[Stored dataset items]
++++++

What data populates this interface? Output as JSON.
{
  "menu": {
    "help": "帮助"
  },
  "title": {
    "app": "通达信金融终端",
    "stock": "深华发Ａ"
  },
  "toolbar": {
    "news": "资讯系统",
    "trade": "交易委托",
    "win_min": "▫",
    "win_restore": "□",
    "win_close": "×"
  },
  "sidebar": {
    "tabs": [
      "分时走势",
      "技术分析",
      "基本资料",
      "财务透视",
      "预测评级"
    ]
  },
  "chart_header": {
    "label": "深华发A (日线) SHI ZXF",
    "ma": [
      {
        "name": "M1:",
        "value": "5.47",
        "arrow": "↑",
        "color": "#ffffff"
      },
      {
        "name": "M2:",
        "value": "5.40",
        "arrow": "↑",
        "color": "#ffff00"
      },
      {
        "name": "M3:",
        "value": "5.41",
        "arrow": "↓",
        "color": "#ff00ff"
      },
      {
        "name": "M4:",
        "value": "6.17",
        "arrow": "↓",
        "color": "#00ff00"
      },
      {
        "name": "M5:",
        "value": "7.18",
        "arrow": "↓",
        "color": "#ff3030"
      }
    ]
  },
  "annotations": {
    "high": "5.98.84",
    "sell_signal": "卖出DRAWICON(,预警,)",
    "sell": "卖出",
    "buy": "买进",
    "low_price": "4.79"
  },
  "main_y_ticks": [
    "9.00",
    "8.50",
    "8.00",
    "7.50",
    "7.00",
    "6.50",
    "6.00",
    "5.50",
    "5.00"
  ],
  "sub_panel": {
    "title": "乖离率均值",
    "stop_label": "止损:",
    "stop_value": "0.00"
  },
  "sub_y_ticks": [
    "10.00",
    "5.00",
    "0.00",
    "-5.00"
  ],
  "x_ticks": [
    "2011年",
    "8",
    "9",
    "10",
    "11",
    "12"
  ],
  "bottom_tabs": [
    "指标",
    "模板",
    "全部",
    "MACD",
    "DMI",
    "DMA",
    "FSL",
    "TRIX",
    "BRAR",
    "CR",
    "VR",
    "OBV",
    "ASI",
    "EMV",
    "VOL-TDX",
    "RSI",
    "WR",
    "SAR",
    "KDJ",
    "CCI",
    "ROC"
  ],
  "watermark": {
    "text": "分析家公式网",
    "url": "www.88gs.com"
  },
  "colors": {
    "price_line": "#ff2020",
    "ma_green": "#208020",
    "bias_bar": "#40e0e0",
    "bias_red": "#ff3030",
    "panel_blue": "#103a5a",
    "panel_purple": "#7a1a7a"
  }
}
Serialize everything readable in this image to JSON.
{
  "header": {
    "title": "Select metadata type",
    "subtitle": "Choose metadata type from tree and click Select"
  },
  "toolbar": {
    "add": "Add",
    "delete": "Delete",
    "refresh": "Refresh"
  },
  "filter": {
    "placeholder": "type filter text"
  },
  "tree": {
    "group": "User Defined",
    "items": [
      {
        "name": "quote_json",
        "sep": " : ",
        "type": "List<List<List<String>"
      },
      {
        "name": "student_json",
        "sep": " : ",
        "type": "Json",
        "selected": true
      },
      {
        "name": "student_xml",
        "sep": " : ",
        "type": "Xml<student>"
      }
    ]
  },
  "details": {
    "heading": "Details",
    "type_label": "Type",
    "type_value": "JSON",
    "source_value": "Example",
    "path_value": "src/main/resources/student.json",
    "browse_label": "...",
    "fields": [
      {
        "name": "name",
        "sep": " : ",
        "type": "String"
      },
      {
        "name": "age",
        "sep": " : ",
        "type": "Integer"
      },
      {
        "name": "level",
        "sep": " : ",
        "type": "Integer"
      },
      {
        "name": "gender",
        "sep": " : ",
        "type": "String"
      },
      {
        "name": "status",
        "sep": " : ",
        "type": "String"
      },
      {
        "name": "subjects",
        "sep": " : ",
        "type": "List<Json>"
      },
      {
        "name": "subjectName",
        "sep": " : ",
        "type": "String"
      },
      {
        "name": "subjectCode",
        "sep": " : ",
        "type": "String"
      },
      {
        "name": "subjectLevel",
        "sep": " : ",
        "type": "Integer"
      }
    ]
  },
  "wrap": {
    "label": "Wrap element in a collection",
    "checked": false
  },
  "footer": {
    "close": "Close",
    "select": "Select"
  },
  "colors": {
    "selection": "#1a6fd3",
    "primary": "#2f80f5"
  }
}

++++++

What is being asked: Gather up every line from the listing above in which the word "this" occurs.

Problem solution:
What data populates this interface? Output as JSON.
Serialize everything readable in this image to JSON.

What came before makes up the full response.